Spot every line with the word "представителя" and return it.

— START Extracted information —

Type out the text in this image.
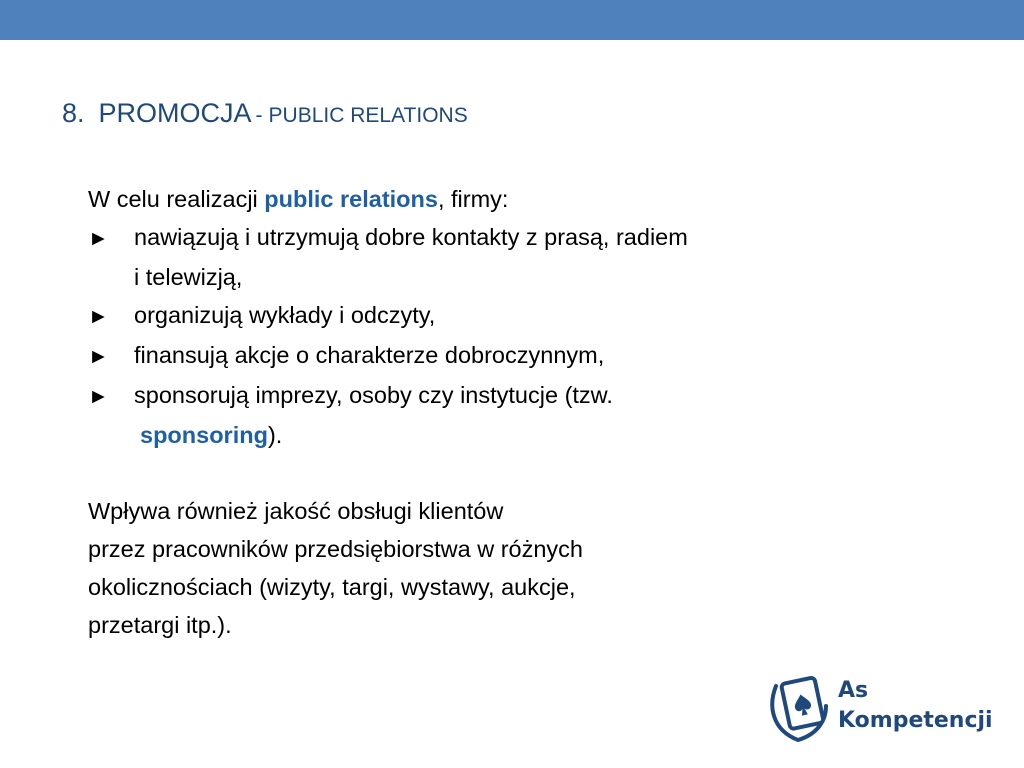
8. PROMOCJA - PUBLIC RELATIONS
W celu realizacji public relations, firmy:
► nawiązują i utrzymują dobre kontakty z prasą, radiem
i telewizją,
► organizują wykłady i odczyty,
► finansują akcje o charakterze dobroczynnym,
► sponsorują imprezy, osoby czy instytucje (tzw.
sponsoring).
Wpływa również jakość obsługi klientów
przez pracowników przedsiębiorstwa w różnych
okolicznościach (wizyty, targi, wystawy, aukcje,
przetargi itp.).
As
Kompetencji
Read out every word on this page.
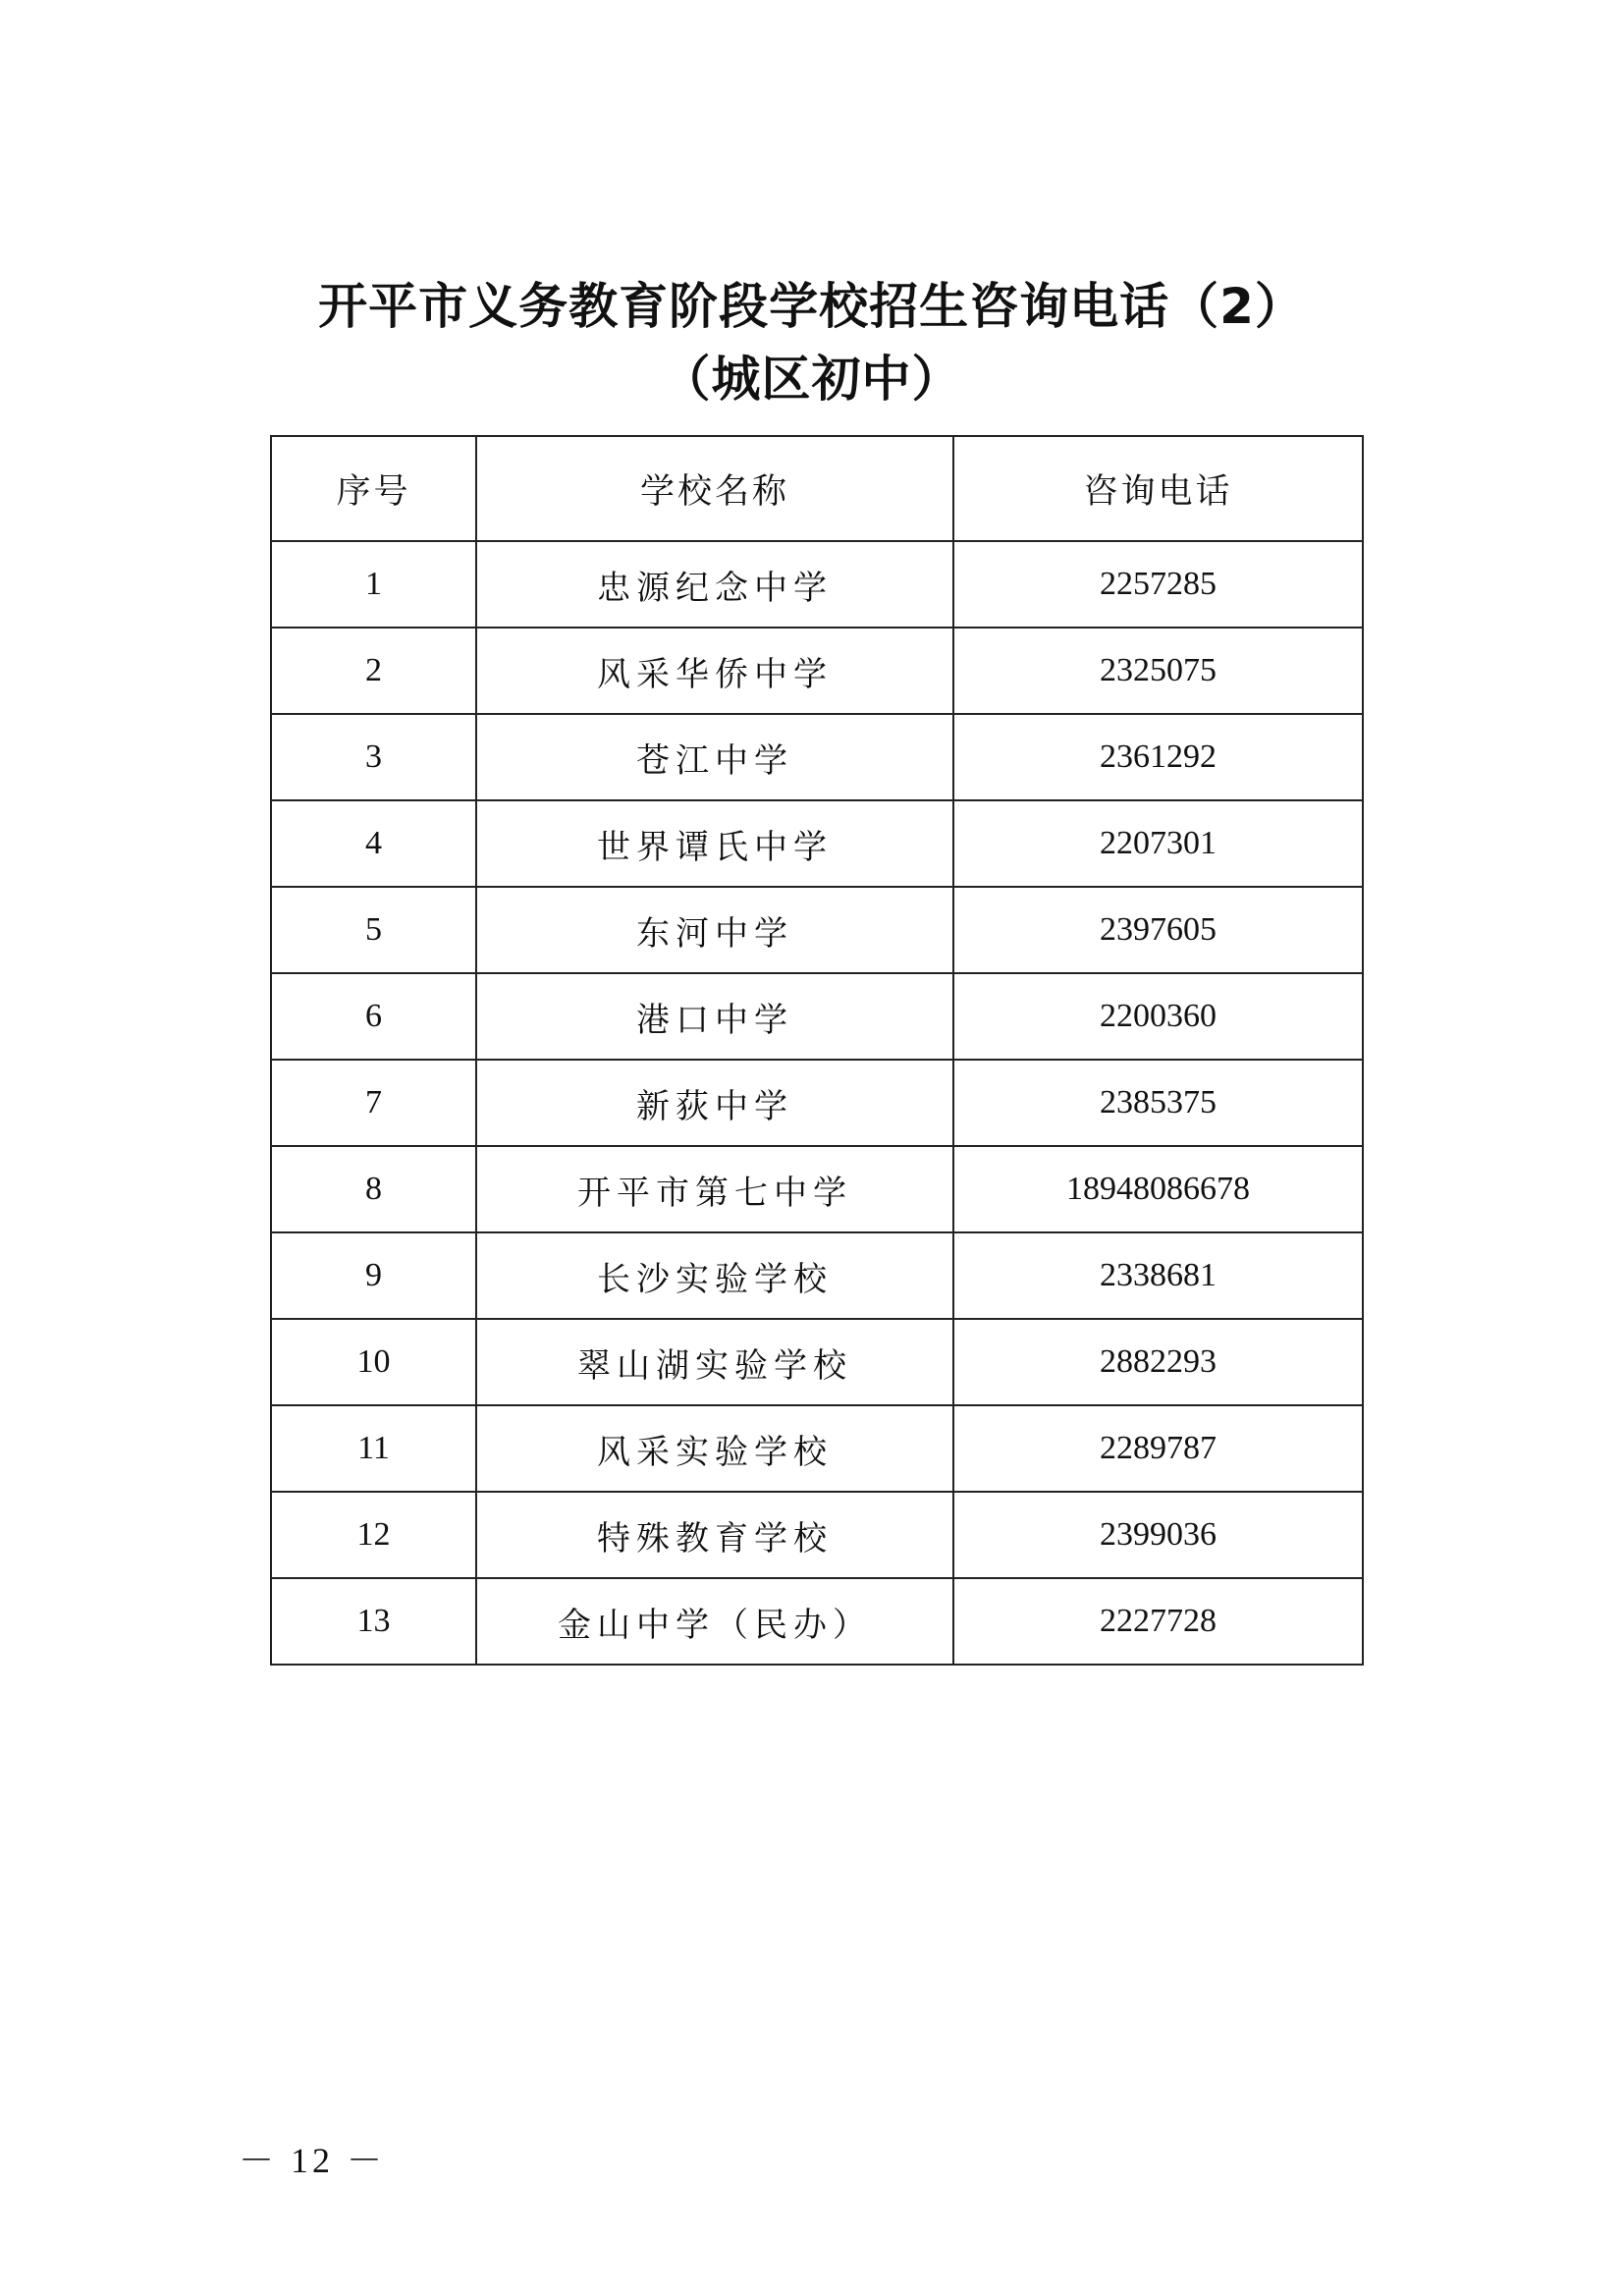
开平市义务教育阶段学校招生咨询电话（2）
（城区初中）
序号	学校名称	咨询电话
1	忠源纪念中学	2257285
2	风采华侨中学	2325075
3	苍江中学	2361292
4	世界谭氏中学	2207301
5	东河中学	2397605
6	港口中学	2200360
7	新荻中学	2385375
8	开平市第七中学	18948086678
9	长沙实验学校	2338681
10	翠山湖实验学校	2882293
11	风采实验学校	2289787
12	特殊教育学校	2399036
13	金山中学（民办）	2227728
－ 12 －
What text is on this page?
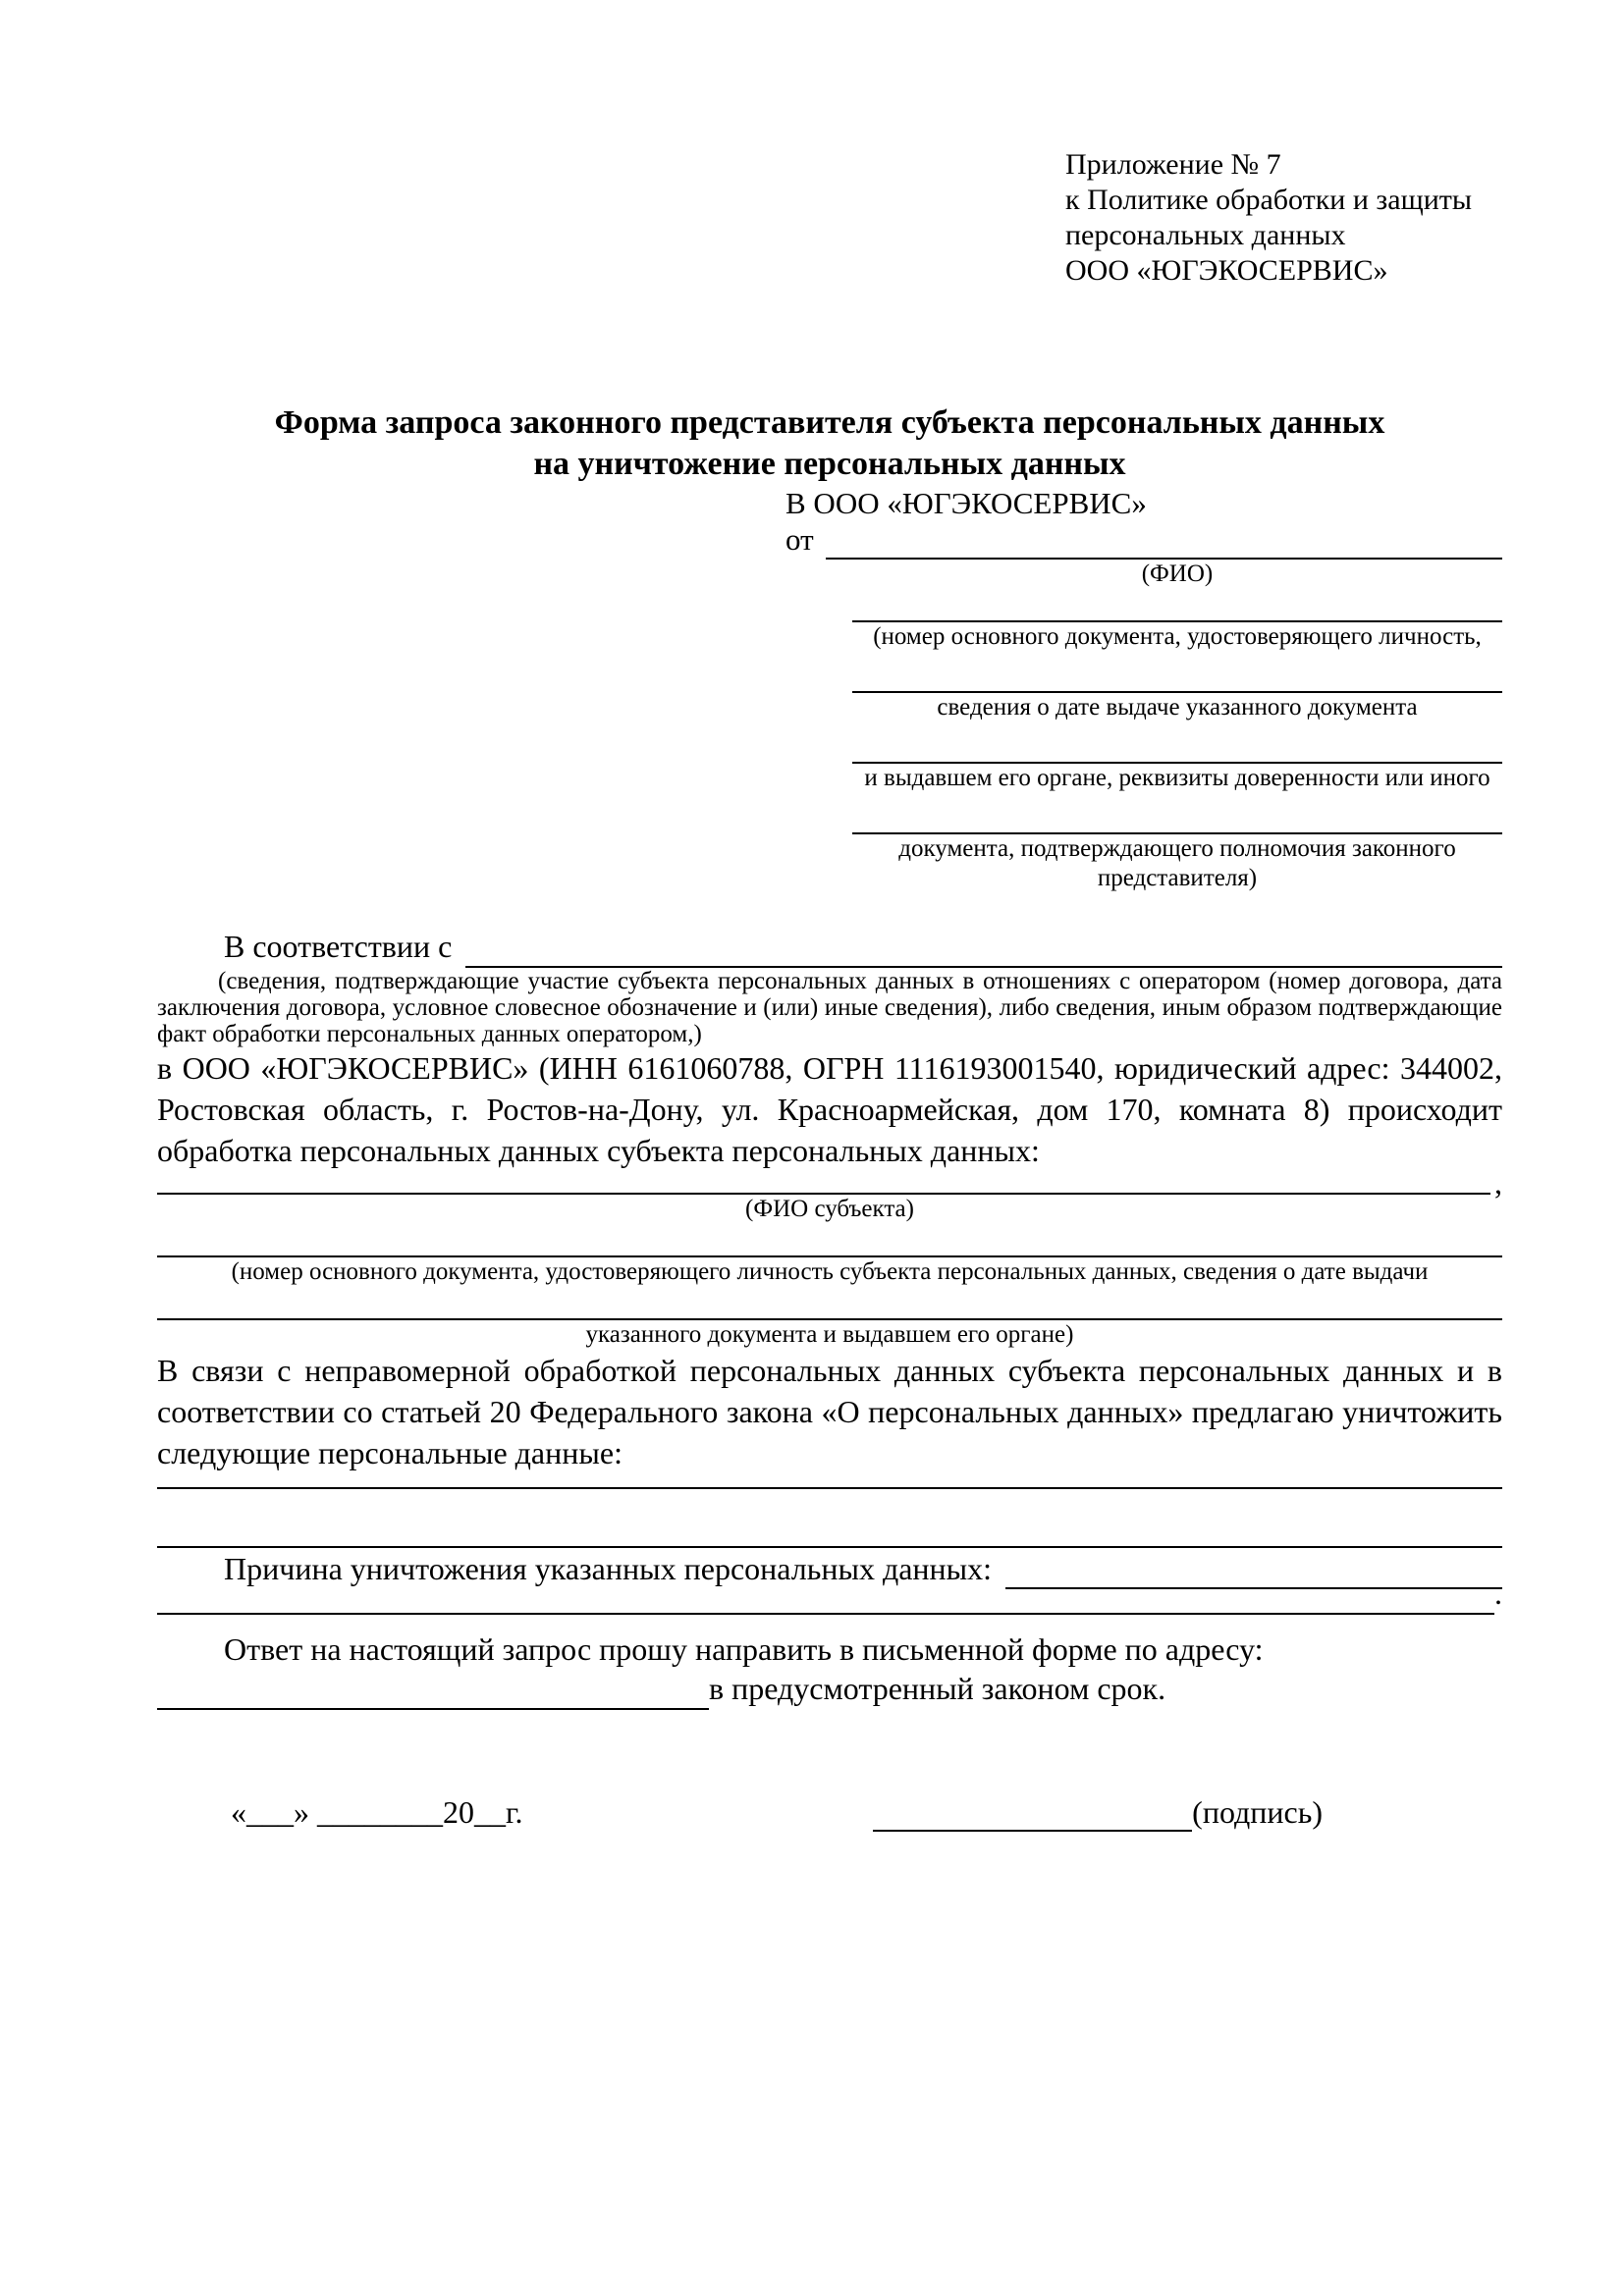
Приложение № 7
к Политике обработки и защиты
персональных данных
ООО «ЮГЭКОСЕРВИС»
Форма запроса законного представителя субъекта персональных данных
на уничтожение персональных данных
В ООО «ЮГЭКОСЕРВИС»
от
(ФИО)
(номер основного документа, удостоверяющего личность,
сведения о дате выдаче указанного документа
и выдавшем его органе, реквизиты доверенности или иного
документа, подтверждающего полномочия законного представителя)
В соответствии с
(сведения, подтверждающие участие субъекта персональных данных в отношениях с оператором (номер договора, дата заключения договора, условное словесное обозначение и (или) иные сведения), либо сведения, иным образом подтверждающие факт обработки персональных данных оператором,)
в ООО «ЮГЭКОСЕРВИС» (ИНН 6161060788, ОГРН 1116193001540, юридический адрес: 344002, Ростовская область, г. Ростов-на-Дону, ул. Красноармейская, дом 170, комната 8) происходит обработка персональных данных субъекта персональных данных:
,
(ФИО субъекта)
(номер основного документа, удостоверяющего личность субъекта персональных данных, сведения о дате выдачи
указанного документа и выдавшем его органе)
В связи с неправомерной обработкой персональных данных субъекта персональных данных и в соответствии со статьей 20 Федерального закона «О персональных данных» предлагаю уничтожить следующие персональные данные:
Причина уничтожения указанных персональных данных:
.
Ответ на настоящий запрос прошу направить в письменной форме по адресу:
в предусмотренный законом срок.
«___» ________20__г.	(подпись)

— END Extracted information —

_Exercise output_:
Форма запроса законного представителя субъекта персональных данных
документа, подтверждающего полномочия законного представителя)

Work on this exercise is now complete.